== WRITTEN EXERCISE ==
What you return should match every record exactly, with the images removed.

== DATA SHOWN ==

------------------------------------------------------------------------

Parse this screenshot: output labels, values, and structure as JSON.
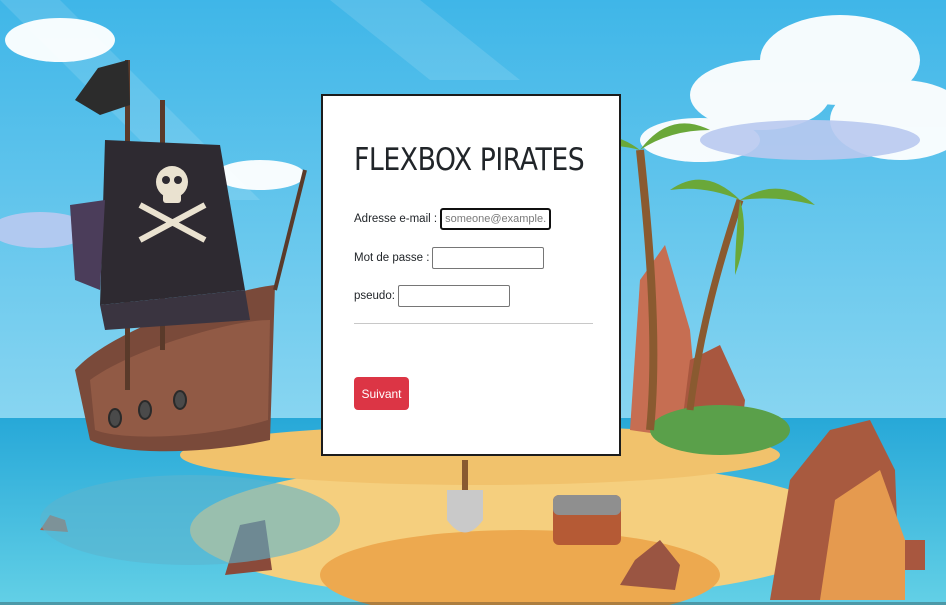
{
  "form": {
    "title": "FLEXBOX PIRATES",
    "email_label": "Adresse e-mail :",
    "email_placeholder": "someone@example.com",
    "email_value": "",
    "password_label": "Mot de passe :",
    "password_value": "",
    "pseudo_label": "pseudo:",
    "pseudo_value": "",
    "submit_label": "Suivant"
  },
  "colors": {
    "submit_button": "#dc3545",
    "sky": "#5ec3ea",
    "sea": "#2bb0d6",
    "sand": "#f3c77a"
  }
}
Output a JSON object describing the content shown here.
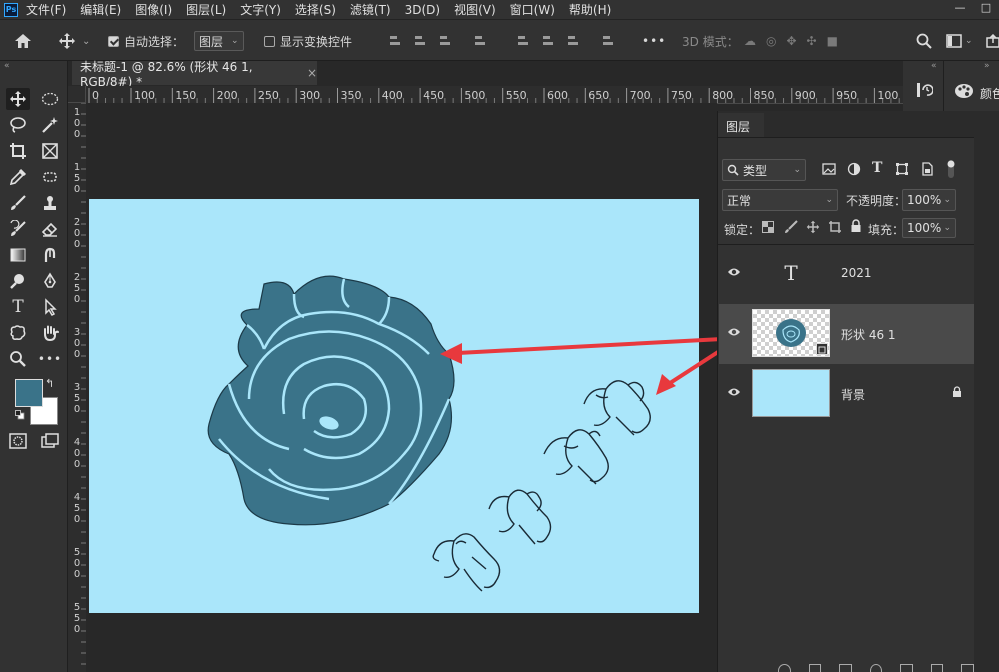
{
  "menu": {
    "logo": "Ps",
    "items": [
      "文件(F)",
      "编辑(E)",
      "图像(I)",
      "图层(L)",
      "文字(Y)",
      "选择(S)",
      "滤镜(T)",
      "3D(D)",
      "视图(V)",
      "窗口(W)",
      "帮助(H)"
    ],
    "win_min": "—",
    "win_max": "□"
  },
  "options": {
    "auto_select_label": "自动选择：",
    "auto_select_value": "图层",
    "show_transform_label": "显示变换控件",
    "more": "•••",
    "mode_3d_label": "3D 模式："
  },
  "document": {
    "tab_title": "未标题-1 @ 82.6% (形状 46 1, RGB/8#) *",
    "close": "×"
  },
  "ruler": {
    "h_labels": [
      "0",
      "100",
      "150",
      "200",
      "250",
      "300",
      "350",
      "400",
      "450",
      "500",
      "550",
      "600",
      "650",
      "700",
      "750",
      "800",
      "850",
      "900",
      "950",
      "100"
    ],
    "v_labels": [
      "1",
      "0",
      "0",
      "1",
      "5",
      "0",
      "2",
      "0",
      "0",
      "2",
      "5",
      "0",
      "3",
      "0",
      "0",
      "3",
      "5",
      "0",
      "4",
      "0",
      "0",
      "4",
      "5",
      "0",
      "5",
      "0",
      "0",
      "5",
      "5",
      "0"
    ]
  },
  "colors": {
    "foreground": "#3a7389",
    "background": "#ffffff",
    "canvas_bg": "#aae6fa",
    "rose_fill": "#3a7389",
    "arrow": "#e8393d"
  },
  "layers_panel": {
    "title": "图层",
    "filter_label": "类型",
    "blend_mode": "正常",
    "opacity_label": "不透明度：",
    "opacity_value": "100%",
    "lock_label": "锁定：",
    "fill_label": "填充：",
    "fill_value": "100%",
    "layers": [
      {
        "name": "2021",
        "type": "text",
        "visible": true
      },
      {
        "name": "形状  46 1",
        "type": "shape",
        "visible": true,
        "selected": true
      },
      {
        "name": "背景",
        "type": "background",
        "visible": true,
        "locked": true
      }
    ]
  },
  "side_panel": {
    "color_label": "颜色"
  }
}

------------------------------------------------------------------------

== FINAL RESULT ==
Parse this screenshot: output labels, values, and structure as JSON.
{
  "form": {
    "title": "FLEXBOX PIRATES",
    "email_label": "Adresse e-mail :",
    "email_placeholder": "someone@example.com",
    "email_value": "",
    "password_label": "Mot de passe :",
    "password_value": "",
    "pseudo_label": "pseudo:",
    "pseudo_value": "",
    "submit_label": "Suivant"
  },
  "colors": {
    "submit_button": "#dc3545",
    "sky": "#5ec3ea",
    "sea": "#2bb0d6",
    "sand": "#f3c77a"
  }
}
Output a JSON object describing the content shown here.
{
  "menu": {
    "logo": "Ps",
    "items": [
      "文件(F)",
      "编辑(E)",
      "图像(I)",
      "图层(L)",
      "文字(Y)",
      "选择(S)",
      "滤镜(T)",
      "3D(D)",
      "视图(V)",
      "窗口(W)",
      "帮助(H)"
    ],
    "win_min": "—",
    "win_max": "□"
  },
  "options": {
    "auto_select_label": "自动选择：",
    "auto_select_value": "图层",
    "show_transform_label": "显示变换控件",
    "more": "•••",
    "mode_3d_label": "3D 模式："
  },
  "document": {
    "tab_title": "未标题-1 @ 82.6% (形状 46 1, RGB/8#) *",
    "close": "×"
  },
  "ruler": {
    "h_labels": [
      "0",
      "100",
      "150",
      "200",
      "250",
      "300",
      "350",
      "400",
      "450",
      "500",
      "550",
      "600",
      "650",
      "700",
      "750",
      "800",
      "850",
      "900",
      "950",
      "100"
    ],
    "v_labels": [
      "1",
      "0",
      "0",
      "1",
      "5",
      "0",
      "2",
      "0",
      "0",
      "2",
      "5",
      "0",
      "3",
      "0",
      "0",
      "3",
      "5",
      "0",
      "4",
      "0",
      "0",
      "4",
      "5",
      "0",
      "5",
      "0",
      "0",
      "5",
      "5",
      "0"
    ]
  },
  "colors": {
    "foreground": "#3a7389",
    "background": "#ffffff",
    "canvas_bg": "#aae6fa",
    "rose_fill": "#3a7389",
    "arrow": "#e8393d"
  },
  "layers_panel": {
    "title": "图层",
    "filter_label": "类型",
    "blend_mode": "正常",
    "opacity_label": "不透明度：",
    "opacity_value": "100%",
    "lock_label": "锁定：",
    "fill_label": "填充：",
    "fill_value": "100%",
    "layers": [
      {
        "name": "2021",
        "type": "text",
        "visible": true
      },
      {
        "name": "形状  46 1",
        "type": "shape",
        "visible": true,
        "selected": true
      },
      {
        "name": "背景",
        "type": "background",
        "visible": true,
        "locked": true
      }
    ]
  },
  "side_panel": {
    "color_label": "颜色"
  }
}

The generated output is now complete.